*The problem*.
Give back the line where "Convert this chart" appears and all the lines after it until the listing ends, unchanged and with nothing else.

*Task input*.
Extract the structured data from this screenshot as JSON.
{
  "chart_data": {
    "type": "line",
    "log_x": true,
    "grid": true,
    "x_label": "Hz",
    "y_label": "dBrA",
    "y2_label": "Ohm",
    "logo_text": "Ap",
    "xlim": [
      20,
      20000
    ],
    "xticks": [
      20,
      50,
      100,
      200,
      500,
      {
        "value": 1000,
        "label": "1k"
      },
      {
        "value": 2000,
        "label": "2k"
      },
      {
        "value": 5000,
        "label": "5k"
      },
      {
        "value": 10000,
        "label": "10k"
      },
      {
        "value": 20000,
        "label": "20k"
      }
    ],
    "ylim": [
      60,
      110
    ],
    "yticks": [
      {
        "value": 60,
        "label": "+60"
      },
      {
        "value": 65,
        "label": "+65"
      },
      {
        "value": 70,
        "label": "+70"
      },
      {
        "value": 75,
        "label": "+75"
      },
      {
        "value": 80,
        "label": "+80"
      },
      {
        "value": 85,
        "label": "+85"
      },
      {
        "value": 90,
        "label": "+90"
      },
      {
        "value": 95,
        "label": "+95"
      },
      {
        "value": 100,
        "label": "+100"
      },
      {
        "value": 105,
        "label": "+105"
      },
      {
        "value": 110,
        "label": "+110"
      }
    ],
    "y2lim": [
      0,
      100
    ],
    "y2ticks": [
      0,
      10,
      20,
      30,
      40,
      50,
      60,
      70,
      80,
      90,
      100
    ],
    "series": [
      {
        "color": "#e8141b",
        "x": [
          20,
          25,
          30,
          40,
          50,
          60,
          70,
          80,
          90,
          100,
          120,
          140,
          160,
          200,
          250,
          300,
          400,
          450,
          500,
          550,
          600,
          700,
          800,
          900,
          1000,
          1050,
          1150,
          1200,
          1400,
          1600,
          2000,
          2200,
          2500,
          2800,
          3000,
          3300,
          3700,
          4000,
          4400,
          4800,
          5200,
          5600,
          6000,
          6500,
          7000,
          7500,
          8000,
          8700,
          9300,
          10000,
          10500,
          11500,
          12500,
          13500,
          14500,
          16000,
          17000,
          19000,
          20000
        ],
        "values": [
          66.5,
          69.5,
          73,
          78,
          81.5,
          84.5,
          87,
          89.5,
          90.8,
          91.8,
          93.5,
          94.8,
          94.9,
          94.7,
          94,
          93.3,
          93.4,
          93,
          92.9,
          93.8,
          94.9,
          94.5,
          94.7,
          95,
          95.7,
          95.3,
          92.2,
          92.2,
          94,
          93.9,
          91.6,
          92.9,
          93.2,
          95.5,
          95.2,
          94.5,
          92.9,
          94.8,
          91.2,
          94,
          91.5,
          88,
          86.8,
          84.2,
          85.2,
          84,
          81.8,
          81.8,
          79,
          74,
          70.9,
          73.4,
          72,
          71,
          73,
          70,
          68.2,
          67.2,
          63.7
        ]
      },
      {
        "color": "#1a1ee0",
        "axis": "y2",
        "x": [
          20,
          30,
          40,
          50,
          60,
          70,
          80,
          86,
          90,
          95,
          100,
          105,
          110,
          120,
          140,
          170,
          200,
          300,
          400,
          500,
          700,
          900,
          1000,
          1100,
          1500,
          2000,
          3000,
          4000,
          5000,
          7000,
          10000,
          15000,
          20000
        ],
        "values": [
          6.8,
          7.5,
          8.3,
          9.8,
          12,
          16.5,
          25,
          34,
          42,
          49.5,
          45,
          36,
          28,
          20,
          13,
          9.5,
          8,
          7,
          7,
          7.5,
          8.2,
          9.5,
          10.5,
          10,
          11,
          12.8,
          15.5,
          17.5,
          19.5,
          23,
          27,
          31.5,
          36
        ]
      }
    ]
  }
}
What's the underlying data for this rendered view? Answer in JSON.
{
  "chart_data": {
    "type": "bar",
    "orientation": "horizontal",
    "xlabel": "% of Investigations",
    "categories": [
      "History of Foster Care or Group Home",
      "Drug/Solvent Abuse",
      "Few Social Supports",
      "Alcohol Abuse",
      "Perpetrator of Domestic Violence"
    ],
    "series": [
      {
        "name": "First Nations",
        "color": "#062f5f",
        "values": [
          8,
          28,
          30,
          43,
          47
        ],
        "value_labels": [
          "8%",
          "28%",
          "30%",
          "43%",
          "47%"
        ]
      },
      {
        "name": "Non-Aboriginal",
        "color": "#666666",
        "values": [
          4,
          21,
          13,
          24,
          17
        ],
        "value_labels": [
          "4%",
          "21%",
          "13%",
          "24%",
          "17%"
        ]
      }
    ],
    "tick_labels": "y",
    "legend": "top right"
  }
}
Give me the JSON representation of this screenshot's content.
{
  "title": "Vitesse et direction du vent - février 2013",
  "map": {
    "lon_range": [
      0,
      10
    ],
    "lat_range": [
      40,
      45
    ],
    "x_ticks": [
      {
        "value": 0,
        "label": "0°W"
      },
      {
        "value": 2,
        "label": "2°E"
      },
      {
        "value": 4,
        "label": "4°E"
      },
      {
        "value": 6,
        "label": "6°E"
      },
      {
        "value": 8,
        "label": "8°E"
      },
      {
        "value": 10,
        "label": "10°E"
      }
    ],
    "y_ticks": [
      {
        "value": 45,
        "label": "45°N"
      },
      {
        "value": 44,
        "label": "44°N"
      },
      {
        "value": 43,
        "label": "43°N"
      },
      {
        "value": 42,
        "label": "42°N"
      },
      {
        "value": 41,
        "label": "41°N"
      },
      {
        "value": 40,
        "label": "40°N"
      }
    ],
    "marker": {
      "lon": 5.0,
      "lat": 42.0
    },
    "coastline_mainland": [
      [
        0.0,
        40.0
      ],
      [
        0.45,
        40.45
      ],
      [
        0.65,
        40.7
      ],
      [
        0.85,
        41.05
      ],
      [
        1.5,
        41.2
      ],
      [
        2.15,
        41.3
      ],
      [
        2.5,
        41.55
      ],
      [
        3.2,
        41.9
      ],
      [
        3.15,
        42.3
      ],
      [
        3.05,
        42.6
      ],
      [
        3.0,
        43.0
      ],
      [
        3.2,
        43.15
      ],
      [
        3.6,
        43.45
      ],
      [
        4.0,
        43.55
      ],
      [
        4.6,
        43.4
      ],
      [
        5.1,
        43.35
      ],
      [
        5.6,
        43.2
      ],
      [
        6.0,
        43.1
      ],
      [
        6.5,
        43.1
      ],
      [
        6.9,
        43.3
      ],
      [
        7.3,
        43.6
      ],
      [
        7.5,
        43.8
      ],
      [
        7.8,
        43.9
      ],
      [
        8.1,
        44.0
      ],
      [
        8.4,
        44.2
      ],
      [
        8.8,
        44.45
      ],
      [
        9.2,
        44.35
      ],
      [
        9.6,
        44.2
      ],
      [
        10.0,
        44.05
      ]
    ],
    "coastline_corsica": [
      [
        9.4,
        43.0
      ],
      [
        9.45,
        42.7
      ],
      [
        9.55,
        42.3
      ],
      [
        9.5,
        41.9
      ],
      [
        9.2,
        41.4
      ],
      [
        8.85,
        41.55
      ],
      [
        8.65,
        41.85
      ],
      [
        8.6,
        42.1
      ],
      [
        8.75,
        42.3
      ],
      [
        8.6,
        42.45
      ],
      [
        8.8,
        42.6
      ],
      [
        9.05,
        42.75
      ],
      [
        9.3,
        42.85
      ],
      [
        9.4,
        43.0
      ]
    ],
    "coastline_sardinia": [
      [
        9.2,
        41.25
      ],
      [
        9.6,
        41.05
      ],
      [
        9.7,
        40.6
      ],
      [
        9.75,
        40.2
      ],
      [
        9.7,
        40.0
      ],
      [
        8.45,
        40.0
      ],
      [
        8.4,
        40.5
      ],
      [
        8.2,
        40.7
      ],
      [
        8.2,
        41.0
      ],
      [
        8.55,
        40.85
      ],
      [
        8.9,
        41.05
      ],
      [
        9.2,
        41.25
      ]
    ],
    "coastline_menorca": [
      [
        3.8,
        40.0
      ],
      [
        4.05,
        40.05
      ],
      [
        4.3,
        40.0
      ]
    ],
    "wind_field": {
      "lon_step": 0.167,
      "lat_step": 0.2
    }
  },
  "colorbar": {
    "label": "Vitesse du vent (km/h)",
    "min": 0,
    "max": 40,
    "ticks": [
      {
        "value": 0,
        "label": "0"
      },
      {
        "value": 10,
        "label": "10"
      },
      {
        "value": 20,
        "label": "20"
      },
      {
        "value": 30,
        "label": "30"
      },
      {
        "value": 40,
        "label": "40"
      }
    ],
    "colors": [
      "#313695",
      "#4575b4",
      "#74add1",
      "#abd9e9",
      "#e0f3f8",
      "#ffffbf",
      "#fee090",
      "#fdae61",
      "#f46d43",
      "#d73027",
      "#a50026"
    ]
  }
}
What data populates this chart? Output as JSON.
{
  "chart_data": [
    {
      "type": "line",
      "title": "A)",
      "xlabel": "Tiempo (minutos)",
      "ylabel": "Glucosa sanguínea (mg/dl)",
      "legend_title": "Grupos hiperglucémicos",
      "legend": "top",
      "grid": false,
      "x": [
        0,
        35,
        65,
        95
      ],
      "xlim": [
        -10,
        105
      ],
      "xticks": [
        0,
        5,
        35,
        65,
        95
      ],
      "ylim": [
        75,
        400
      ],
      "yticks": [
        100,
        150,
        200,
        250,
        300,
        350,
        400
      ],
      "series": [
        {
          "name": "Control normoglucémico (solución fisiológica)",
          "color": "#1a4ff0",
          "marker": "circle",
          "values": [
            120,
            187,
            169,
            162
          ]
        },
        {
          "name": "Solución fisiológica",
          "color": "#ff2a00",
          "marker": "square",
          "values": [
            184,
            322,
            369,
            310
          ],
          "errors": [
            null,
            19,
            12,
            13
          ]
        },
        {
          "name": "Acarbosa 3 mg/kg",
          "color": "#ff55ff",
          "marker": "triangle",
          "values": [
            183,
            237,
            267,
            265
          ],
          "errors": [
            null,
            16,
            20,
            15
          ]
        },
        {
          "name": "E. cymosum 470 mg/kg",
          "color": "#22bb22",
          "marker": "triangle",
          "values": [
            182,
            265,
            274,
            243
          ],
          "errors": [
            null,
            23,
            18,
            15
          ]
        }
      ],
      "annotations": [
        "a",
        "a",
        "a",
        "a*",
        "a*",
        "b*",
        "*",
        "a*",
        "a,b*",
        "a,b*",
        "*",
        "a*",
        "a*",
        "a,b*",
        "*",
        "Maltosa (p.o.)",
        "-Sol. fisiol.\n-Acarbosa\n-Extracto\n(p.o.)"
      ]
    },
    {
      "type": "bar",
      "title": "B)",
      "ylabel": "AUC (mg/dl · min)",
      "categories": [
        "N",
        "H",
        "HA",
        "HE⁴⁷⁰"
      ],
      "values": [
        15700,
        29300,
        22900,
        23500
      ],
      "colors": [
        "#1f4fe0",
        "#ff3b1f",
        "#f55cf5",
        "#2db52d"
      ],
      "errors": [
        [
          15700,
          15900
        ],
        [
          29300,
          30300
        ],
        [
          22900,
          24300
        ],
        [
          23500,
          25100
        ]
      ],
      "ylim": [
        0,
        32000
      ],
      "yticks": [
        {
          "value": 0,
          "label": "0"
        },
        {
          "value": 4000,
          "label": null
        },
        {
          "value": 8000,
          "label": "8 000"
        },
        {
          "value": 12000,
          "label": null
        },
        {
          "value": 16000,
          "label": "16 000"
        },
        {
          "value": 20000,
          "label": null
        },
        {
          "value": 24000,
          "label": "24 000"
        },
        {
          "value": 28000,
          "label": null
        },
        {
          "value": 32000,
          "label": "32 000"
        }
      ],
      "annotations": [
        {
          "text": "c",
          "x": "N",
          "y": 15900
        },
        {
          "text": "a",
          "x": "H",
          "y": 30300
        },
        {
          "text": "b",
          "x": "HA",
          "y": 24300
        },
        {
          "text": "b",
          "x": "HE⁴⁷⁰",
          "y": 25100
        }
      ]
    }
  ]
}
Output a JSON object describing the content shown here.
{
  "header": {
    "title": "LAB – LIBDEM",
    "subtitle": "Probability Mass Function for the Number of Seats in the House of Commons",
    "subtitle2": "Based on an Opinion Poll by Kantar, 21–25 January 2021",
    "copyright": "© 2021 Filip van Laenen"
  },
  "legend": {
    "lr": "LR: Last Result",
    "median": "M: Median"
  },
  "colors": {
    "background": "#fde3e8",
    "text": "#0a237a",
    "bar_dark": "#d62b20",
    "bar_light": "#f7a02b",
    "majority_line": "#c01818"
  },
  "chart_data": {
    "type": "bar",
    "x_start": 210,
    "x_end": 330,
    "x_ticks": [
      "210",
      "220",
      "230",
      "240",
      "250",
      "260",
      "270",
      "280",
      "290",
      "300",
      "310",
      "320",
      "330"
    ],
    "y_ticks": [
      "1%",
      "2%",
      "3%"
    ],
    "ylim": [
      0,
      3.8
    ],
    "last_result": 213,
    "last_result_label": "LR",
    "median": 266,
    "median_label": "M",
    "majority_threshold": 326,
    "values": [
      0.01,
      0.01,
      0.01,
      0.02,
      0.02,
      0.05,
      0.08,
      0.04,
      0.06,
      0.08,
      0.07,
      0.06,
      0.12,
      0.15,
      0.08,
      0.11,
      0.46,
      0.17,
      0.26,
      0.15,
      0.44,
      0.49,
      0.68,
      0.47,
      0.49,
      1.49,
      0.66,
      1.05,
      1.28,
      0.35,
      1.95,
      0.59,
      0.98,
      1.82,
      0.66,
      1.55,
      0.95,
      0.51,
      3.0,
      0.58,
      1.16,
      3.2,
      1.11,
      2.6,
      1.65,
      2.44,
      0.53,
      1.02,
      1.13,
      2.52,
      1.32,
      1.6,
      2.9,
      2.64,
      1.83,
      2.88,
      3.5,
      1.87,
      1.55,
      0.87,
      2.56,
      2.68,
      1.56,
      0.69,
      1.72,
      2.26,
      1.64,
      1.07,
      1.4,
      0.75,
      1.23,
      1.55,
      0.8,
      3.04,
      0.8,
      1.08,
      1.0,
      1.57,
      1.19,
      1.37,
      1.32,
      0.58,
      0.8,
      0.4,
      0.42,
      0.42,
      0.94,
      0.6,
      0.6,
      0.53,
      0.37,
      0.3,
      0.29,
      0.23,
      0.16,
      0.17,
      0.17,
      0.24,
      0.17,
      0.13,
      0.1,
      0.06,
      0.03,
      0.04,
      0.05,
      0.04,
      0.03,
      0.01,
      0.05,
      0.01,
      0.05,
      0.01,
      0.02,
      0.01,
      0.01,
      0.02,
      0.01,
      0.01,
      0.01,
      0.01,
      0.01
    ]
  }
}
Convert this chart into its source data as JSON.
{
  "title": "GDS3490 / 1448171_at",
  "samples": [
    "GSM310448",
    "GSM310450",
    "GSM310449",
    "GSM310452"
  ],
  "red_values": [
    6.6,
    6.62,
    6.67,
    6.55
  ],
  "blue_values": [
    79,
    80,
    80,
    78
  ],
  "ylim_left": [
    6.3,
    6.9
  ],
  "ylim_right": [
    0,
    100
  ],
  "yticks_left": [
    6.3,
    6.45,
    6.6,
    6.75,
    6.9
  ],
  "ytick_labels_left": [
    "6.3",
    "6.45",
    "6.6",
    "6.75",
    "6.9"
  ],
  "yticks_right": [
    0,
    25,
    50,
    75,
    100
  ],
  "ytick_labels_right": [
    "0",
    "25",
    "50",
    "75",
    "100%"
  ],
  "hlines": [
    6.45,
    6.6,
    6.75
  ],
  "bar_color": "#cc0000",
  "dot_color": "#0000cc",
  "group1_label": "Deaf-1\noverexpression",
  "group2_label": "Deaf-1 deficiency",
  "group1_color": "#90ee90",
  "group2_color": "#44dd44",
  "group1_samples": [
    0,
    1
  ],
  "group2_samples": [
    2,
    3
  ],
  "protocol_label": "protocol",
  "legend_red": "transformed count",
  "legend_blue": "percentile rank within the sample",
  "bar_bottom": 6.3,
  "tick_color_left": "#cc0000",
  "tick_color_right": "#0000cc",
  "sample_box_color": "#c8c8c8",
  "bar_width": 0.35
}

*The solution*.
Convert this chart into its source data as JSON.
{
  "title": "GDS3490 / 1448171_at",
  "samples": [
    "GSM310448",
    "GSM310450",
    "GSM310449",
    "GSM310452"
  ],
  "red_values": [
    6.6,
    6.62,
    6.67,
    6.55
  ],
  "blue_values": [
    79,
    80,
    80,
    78
  ],
  "ylim_left": [
    6.3,
    6.9
  ],
  "ylim_right": [
    0,
    100
  ],
  "yticks_left": [
    6.3,
    6.45,
    6.6,
    6.75,
    6.9
  ],
  "ytick_labels_left": [
    "6.3",
    "6.45",
    "6.6",
    "6.75",
    "6.9"
  ],
  "yticks_right": [
    0,
    25,
    50,
    75,
    100
  ],
  "ytick_labels_right": [
    "0",
    "25",
    "50",
    "75",
    "100%"
  ],
  "hlines": [
    6.45,
    6.6,
    6.75
  ],
  "bar_color": "#cc0000",
  "dot_color": "#0000cc",
  "group1_label": "Deaf-1\noverexpression",
  "group2_label": "Deaf-1 deficiency",
  "group1_color": "#90ee90",
  "group2_color": "#44dd44",
  "group1_samples": [
    0,
    1
  ],
  "group2_samples": [
    2,
    3
  ],
  "protocol_label": "protocol",
  "legend_red": "transformed count",
  "legend_blue": "percentile rank within the sample",
  "bar_bottom": 6.3,
  "tick_color_left": "#cc0000",
  "tick_color_right": "#0000cc",
  "sample_box_color": "#c8c8c8",
  "bar_width": 0.35
}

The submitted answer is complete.